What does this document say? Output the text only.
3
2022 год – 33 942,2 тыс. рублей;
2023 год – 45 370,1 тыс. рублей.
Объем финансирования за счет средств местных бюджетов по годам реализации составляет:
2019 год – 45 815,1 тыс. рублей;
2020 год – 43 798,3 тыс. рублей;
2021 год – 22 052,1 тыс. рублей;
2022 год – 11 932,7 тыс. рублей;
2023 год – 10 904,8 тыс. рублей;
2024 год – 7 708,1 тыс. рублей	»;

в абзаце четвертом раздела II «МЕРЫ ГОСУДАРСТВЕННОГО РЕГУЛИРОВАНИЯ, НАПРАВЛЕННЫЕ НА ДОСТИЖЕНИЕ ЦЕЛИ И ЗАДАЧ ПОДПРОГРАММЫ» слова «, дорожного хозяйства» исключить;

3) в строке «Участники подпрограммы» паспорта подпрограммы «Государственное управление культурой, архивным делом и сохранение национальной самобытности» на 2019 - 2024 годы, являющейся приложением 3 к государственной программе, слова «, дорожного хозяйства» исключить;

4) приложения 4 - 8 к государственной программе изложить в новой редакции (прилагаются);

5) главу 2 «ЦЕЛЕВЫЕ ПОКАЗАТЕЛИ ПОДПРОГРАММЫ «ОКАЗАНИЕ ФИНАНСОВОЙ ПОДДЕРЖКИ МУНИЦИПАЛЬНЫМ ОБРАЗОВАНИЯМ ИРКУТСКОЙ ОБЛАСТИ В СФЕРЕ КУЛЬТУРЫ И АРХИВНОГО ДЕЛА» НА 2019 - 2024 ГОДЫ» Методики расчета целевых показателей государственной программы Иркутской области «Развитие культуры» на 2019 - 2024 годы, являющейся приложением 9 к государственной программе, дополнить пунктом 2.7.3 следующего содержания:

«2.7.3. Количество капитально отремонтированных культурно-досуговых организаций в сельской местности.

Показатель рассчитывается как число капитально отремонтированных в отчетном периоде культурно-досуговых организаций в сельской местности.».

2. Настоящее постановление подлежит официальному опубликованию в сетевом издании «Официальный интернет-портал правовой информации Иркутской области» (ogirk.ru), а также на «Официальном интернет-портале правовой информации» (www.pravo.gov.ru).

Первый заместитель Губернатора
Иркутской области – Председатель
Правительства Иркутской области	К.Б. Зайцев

* Problem to work on: Where a line of the entries contains the word "сельской", copy that line.

* Output of the exercise:
«2.7.3. Количество капитально отремонтированных культурно-досуговых организаций в сельской местности.
Показатель рассчитывается как число капитально отремонтированных в отчетном периоде культурно-досуговых организаций в сельской местности.».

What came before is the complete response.